Locate each line in the records below that contains the string "title", matching case, and copy those lines.

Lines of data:
+++

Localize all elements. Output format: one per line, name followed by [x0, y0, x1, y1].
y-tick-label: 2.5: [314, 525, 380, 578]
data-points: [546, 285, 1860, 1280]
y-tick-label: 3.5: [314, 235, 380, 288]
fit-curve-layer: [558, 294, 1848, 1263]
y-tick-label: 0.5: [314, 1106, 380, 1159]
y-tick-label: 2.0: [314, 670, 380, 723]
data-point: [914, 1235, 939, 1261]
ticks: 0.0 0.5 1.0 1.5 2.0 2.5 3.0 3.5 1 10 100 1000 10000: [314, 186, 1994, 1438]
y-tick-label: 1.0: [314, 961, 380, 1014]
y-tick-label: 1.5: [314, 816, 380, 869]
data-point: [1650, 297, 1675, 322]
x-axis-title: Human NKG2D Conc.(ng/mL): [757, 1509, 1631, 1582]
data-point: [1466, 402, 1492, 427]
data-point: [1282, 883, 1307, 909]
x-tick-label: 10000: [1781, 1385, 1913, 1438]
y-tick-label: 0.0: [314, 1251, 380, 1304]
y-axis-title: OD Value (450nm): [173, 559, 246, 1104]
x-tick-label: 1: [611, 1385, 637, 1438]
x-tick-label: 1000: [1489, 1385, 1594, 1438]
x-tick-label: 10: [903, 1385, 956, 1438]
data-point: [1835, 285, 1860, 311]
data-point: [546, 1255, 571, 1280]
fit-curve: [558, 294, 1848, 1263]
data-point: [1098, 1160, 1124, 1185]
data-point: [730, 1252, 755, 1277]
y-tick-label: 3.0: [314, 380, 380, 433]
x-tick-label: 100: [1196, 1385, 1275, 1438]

+++

_FINAL ANSWER_
x-axis-title: Human NKG2D Conc.(ng/mL): [757, 1509, 1631, 1582]
y-axis-title: OD Value (450nm): [173, 559, 246, 1104]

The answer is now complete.